**Stated exercise:** Beginning at the line that contains "Convert this screenshot", transcribe the remaining lines of the listing exactly; include the final line and omit everything before.

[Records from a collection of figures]
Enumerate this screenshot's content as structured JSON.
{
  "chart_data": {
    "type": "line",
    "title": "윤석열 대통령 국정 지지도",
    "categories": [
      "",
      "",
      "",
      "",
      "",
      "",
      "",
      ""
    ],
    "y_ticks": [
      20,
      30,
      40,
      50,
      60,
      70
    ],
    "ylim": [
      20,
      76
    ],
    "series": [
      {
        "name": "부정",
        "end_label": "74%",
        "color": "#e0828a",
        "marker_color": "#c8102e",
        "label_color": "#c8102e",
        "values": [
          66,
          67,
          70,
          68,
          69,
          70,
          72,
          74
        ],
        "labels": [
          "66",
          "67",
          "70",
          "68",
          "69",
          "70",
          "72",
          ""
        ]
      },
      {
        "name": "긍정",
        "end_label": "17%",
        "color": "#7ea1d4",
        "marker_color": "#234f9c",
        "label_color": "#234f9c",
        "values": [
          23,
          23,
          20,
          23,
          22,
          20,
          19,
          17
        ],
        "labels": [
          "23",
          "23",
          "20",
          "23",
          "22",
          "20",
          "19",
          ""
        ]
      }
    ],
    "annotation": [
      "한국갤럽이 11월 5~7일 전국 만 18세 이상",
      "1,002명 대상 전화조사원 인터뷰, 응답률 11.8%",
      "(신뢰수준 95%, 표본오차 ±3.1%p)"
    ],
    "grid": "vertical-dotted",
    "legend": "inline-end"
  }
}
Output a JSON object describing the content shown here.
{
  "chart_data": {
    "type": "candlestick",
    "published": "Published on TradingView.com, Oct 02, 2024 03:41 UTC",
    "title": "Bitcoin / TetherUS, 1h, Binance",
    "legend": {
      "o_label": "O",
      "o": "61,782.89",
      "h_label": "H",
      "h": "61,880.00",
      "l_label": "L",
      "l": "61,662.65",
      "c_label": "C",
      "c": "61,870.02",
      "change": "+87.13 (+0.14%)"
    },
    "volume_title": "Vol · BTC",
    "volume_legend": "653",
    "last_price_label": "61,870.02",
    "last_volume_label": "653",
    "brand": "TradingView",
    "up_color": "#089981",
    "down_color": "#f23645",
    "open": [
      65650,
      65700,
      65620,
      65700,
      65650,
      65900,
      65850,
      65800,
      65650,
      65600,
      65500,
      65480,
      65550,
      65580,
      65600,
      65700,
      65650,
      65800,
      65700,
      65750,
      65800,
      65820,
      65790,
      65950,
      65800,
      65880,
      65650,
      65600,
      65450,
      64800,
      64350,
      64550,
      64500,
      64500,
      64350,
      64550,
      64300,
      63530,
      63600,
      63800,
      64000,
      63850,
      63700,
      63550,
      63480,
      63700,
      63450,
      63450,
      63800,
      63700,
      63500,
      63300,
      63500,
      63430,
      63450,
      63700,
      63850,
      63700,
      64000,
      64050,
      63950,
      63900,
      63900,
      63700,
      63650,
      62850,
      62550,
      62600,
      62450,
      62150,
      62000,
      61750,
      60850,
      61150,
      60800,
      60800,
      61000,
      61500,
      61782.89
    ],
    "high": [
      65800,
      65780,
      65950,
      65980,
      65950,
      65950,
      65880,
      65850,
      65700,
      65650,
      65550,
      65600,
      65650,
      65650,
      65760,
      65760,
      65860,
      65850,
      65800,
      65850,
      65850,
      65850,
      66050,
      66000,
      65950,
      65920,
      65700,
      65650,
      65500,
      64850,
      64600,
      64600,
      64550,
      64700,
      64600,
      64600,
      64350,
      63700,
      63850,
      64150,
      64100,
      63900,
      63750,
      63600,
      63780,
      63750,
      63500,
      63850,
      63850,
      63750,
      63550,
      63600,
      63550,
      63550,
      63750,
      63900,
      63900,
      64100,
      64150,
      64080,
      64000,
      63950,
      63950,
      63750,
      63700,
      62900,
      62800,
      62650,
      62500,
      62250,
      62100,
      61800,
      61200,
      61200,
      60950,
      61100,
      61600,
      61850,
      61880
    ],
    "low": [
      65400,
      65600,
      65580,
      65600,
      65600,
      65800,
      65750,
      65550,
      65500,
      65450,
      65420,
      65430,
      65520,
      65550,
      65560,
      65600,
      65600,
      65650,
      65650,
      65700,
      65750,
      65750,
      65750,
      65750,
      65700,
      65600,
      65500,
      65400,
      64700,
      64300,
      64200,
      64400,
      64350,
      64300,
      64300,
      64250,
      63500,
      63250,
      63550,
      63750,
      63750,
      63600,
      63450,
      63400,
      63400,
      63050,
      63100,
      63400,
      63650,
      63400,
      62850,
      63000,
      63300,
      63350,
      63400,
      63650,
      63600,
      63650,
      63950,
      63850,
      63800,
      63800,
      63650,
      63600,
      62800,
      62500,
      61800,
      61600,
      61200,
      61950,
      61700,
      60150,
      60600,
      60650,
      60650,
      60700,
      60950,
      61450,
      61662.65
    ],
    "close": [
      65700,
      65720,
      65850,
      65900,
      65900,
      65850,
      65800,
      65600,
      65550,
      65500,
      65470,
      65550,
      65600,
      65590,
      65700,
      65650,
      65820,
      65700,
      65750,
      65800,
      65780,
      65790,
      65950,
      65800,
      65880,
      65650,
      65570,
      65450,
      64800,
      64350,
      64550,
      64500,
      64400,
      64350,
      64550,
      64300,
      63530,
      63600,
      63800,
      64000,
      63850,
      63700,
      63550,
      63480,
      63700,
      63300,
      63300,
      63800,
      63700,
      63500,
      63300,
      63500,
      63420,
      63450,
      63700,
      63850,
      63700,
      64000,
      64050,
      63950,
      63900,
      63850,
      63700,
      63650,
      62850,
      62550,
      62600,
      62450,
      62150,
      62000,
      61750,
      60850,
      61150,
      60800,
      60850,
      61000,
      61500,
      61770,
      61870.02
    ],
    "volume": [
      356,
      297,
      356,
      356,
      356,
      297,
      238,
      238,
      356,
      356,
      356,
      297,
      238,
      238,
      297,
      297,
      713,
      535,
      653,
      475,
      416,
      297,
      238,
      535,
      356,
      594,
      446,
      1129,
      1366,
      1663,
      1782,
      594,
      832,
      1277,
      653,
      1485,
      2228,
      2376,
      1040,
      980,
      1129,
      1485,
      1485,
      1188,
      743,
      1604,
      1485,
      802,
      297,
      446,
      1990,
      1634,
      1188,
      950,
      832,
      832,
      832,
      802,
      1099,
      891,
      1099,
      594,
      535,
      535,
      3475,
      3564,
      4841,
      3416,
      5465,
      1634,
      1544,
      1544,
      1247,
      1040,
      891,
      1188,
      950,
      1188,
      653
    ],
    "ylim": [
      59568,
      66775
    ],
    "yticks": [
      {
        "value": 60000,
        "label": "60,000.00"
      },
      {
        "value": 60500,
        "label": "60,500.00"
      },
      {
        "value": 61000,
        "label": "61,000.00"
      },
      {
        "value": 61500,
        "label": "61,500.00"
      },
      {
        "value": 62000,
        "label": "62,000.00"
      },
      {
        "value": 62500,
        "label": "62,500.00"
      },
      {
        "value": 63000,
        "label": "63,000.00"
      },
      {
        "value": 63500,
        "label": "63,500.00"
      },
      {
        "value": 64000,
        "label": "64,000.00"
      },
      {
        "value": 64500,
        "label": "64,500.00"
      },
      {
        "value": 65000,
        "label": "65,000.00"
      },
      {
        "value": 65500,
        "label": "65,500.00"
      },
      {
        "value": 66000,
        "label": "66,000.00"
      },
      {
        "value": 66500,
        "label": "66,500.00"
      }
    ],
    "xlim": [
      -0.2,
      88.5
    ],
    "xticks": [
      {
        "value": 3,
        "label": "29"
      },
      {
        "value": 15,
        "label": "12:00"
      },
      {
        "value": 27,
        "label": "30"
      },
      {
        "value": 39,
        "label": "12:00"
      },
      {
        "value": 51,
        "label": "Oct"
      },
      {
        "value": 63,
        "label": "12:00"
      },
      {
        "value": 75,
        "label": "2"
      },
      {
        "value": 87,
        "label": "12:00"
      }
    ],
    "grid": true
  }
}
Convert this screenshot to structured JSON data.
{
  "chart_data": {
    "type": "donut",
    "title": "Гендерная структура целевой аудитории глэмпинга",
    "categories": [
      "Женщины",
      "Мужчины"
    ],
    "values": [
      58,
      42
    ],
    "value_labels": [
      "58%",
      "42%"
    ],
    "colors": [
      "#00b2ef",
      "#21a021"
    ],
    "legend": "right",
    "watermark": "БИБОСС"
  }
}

**Finished exercise:**
Convert this screenshot to structured JSON data.
{
  "chart_data": {
    "type": "donut",
    "title": "Гендерная структура целевой аудитории глэмпинга",
    "categories": [
      "Женщины",
      "Мужчины"
    ],
    "values": [
      58,
      42
    ],
    "value_labels": [
      "58%",
      "42%"
    ],
    "colors": [
      "#00b2ef",
      "#21a021"
    ],
    "legend": "right",
    "watermark": "БИБОСС"
  }
}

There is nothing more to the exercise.